» **PRUÉBELO USTED**: Reproduzca de forma literal, del relato sobre la clase de gimnasia, el tramo que va desde "Pero no os creáis" hasta "(increíble pero cierto).", ambos incluidos.

» **FRAGMENTO DE LECTURA**:
-- -- --
¿Recordáis cuál era vuestra asignatura más odiada en el colegio? Yo sí, y si habéis leído un par de entradas y comprobado lo torpe que soy no debería sorprenderos mi respuesta, la GIMNASIA. Todo comenzó cuando gimnasia dejó de ser esa clase en la que jugábamos con el aro o echábamos partidas de brilé y nos presentaron a mis grandes enemigos para los siguientes 4 años: los aparatos y algún que otro ejercicio mortal.
En 1º de ESO nuestra profesora de gimnasia era Karlota. Karlota, que también nos daba euskera y seguro que algo más (teníamos profesores polifacéticos), Karlota, siempre inolvidable con su raya de ojos verde o azul, sus mallas psicodélicas, sus camisetas euskaldunas y sus pelos con un cardado digno de una rockstar de los 80, ay...Karlota. Pues bien, nada más comenzar el curso Karlota nos dio unas tarjetas y nos comentó que durante los siguientes años al principio y al final del curso íbamos a realizar una serie de pruebas cuyos resultados debíamos apuntar en ellas para poder comprobar al final nuestra mejoría. Entre las pruebas había cosas factibles, tales como el lanzamiento de pelota medicinal, salto, flexiones y abdominales en un minuto...y luego estaba el test de Cooper. El test de Cooper consiste en recorrer una distancia X en 12 minutos, el mínimo que teníamos que realizar en metros no lo recuerdo, pero sé que eran 16 vueltas a la terraza. Aquello era la muerte. Debido a la cantidad de alumnos que éramos y que la profesora no podía contarnos a todos, nos dividía en dos turnos y un compañero del otro turno debía contar tus vueltas. Teniendo en cuenta que por cada vuelta que daba corriendo daba después 2 andando, era imposible que llegara al mínimo, pero gracias a dios no era la única, así que era habitual oir conversaciones como esta:
- Cof, cof...¿Cuántas...he... dado...?
-12.
-¿Cuál era el...cof...mínimo?
-16.
-Pues apúntame 17, que a principio de curso ya pusimos 16 y así parece que he mejorado.
Pero no os creáis la cosa mejoraba al volver al gimnasio. A pesar de nuestros engaños a la profesora le quedaba patente que tenía a unos cuantos negados en clase, por lo que nos separó para algunas actividades en dos grupos: la gente normal y los TAN TAN. A los TAN TAN nos ponían el potro pequeño, que prácticamente podías pasar por encima sin saltar, pero en el que nosotros nos bloqueábamos al llegar y terminábamos sentados encima y con culo dolorido, mientras que los demás saltaban cual gacelas un potro enorme con el tope de una pata sujetado al más puro estilo McGiver gracias a un destornillador (increíble pero cierto).
-- -- --
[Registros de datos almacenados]
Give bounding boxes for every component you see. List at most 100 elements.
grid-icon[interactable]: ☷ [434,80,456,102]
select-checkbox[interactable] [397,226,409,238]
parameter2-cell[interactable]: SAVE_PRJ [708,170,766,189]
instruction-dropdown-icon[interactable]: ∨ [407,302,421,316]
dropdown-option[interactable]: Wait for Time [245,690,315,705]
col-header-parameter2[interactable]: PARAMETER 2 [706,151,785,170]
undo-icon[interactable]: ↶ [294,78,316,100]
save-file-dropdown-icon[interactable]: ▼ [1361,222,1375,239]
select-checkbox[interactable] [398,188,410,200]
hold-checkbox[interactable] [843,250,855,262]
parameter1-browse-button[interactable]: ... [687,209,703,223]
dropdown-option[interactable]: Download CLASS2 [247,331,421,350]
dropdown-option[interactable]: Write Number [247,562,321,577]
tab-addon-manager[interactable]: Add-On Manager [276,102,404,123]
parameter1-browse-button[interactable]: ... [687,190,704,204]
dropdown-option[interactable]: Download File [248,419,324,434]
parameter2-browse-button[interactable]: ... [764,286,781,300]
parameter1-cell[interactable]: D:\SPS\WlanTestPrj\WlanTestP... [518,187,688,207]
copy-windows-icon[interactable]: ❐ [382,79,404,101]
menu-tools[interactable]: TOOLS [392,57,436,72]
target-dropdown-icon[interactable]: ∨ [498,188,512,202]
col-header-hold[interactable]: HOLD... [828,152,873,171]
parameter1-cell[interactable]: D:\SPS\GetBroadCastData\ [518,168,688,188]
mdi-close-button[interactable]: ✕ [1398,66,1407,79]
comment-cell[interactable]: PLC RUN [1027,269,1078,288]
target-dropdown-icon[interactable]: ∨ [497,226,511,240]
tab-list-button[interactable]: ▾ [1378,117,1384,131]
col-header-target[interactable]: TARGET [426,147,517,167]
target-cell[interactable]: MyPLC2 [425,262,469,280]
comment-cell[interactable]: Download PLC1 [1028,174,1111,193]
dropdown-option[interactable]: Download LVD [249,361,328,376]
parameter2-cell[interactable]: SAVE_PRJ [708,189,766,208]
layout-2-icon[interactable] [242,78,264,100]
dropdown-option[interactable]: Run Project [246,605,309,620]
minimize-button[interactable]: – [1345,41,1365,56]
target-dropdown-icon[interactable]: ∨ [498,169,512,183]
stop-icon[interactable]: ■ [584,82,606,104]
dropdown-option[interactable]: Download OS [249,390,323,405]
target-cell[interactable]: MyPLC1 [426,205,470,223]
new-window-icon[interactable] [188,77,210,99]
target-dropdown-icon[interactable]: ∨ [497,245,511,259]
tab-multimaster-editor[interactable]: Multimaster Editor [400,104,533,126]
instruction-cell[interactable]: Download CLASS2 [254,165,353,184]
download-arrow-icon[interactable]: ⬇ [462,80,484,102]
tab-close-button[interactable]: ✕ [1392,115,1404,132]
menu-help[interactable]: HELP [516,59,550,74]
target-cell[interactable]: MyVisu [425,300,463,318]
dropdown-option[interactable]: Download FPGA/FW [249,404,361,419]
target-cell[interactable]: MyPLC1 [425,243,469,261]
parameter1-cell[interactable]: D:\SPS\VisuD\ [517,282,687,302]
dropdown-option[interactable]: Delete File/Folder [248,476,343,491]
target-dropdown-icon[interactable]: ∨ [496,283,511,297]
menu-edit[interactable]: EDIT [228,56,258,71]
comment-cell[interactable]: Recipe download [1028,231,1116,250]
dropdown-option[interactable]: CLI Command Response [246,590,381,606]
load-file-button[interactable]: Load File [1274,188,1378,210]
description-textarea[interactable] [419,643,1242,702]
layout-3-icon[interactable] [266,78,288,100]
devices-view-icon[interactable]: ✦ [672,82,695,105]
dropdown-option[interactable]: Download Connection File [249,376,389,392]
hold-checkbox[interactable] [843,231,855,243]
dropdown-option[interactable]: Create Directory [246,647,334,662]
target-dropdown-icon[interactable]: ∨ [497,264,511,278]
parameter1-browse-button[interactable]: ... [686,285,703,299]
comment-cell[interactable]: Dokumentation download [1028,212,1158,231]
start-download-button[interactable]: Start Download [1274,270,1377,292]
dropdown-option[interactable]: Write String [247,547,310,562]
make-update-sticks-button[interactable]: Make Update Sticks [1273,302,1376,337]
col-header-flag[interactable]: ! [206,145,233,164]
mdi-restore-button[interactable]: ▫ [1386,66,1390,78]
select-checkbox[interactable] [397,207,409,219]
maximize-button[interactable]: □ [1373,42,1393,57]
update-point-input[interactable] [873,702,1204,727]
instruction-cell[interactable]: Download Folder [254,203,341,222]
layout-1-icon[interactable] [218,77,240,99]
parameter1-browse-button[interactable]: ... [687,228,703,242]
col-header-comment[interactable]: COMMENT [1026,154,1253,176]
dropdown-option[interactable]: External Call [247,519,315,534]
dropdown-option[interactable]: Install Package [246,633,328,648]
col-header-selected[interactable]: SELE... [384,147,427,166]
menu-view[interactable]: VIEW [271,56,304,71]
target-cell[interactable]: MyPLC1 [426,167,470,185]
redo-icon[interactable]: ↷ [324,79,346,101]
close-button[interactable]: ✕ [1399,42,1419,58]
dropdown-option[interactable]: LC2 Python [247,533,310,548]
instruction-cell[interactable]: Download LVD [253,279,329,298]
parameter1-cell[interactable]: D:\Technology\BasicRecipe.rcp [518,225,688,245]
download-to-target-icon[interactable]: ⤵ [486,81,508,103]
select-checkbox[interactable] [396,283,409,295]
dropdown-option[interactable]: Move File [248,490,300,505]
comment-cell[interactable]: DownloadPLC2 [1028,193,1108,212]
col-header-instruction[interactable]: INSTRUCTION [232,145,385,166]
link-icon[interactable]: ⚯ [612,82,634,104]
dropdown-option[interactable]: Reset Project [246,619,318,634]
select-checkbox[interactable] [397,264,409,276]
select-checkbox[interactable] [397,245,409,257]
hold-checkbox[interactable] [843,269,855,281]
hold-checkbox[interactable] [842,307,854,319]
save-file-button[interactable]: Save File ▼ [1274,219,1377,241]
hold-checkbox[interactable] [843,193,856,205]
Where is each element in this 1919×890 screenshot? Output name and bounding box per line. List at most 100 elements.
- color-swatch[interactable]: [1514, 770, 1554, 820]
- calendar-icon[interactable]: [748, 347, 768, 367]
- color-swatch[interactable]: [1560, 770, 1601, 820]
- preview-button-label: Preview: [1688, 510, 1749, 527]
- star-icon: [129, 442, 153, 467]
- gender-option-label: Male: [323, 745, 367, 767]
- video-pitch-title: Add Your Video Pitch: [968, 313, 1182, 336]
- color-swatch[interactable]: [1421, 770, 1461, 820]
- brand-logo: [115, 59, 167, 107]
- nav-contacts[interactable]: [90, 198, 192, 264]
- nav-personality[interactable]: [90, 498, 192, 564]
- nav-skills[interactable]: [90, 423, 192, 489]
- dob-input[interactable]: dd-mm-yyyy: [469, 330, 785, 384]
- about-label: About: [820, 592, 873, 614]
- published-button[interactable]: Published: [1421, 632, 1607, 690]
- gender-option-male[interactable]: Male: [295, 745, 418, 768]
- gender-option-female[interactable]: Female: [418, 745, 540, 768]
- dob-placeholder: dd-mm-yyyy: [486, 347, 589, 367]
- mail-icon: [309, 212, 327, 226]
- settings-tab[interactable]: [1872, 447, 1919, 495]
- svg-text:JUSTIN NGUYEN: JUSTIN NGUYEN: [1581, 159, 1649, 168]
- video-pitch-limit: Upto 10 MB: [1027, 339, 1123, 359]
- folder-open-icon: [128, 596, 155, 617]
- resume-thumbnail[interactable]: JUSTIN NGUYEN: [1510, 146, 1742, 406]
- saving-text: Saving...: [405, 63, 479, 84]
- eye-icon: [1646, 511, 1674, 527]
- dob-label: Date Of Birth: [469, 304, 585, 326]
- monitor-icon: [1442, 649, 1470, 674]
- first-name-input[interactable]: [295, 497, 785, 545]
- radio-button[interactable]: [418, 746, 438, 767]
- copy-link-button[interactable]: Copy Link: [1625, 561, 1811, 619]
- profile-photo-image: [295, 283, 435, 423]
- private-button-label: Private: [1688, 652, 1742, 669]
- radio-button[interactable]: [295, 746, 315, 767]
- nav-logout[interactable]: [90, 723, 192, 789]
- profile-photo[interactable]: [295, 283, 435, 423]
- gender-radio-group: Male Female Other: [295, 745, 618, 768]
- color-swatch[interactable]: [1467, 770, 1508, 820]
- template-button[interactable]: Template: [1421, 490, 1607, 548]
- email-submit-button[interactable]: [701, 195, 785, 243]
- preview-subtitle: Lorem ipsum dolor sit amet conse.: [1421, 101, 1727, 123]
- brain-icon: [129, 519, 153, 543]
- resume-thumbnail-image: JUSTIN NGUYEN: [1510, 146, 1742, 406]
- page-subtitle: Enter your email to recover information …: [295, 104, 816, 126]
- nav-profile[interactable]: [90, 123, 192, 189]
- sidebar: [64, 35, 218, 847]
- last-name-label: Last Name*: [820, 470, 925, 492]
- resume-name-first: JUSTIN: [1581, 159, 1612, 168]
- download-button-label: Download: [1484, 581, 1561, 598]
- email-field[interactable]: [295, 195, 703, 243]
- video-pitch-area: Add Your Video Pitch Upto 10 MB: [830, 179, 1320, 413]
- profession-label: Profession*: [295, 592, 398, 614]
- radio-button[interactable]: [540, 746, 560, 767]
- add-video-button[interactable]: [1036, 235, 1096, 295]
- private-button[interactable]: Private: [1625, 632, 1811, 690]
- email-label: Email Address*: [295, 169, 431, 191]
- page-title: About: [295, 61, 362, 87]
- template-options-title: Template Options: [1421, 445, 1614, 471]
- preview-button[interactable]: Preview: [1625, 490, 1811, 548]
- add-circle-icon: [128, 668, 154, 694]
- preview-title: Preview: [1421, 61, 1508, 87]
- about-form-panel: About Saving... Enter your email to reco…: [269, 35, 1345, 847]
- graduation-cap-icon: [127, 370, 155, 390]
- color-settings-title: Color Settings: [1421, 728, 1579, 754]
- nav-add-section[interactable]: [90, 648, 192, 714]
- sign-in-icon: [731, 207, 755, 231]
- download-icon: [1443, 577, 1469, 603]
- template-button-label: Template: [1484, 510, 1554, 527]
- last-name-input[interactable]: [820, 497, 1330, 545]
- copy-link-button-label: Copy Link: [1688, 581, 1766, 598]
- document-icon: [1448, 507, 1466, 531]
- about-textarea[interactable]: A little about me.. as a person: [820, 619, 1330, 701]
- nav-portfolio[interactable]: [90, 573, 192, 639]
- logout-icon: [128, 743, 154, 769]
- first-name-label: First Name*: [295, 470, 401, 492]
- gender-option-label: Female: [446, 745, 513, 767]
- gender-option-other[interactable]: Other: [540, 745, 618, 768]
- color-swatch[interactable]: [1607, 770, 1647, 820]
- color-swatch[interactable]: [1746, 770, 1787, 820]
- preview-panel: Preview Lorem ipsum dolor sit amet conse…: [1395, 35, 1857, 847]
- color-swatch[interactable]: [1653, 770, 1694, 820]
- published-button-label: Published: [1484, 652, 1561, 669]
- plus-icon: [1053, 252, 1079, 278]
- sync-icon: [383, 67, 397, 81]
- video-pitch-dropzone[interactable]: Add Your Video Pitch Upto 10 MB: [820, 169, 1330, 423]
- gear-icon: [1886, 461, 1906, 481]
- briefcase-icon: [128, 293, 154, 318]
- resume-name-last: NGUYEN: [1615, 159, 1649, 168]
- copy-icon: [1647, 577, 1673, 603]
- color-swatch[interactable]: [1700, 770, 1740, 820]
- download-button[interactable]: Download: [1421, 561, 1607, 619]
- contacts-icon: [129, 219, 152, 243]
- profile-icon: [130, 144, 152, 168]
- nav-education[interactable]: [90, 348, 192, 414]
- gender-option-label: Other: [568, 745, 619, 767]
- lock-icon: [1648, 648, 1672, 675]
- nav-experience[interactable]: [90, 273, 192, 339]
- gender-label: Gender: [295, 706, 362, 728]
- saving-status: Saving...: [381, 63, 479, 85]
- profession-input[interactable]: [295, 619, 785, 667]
-- -- --
» **RESPUESTA DEL EJERCICIO**:
Pero no os creáis la cosa mejoraba al volver al gimnasio. A pesar de nuestros engaños a la profesora le quedaba patente que tenía a unos cuantos negados en clase, por lo que nos separó para algunas actividades en dos grupos: la gente normal y los TAN TAN. A los TAN TAN nos ponían el potro pequeño, que prácticamente podías pasar por encima sin saltar, pero en el que nosotros nos bloqueábamos al llegar y terminábamos sentados encima y con culo dolorido, mientras que los demás saltaban cual gacelas un potro enorme con el tope de una pata sujetado al más puro estilo McGiver gracias a un destornillador (increíble pero cierto).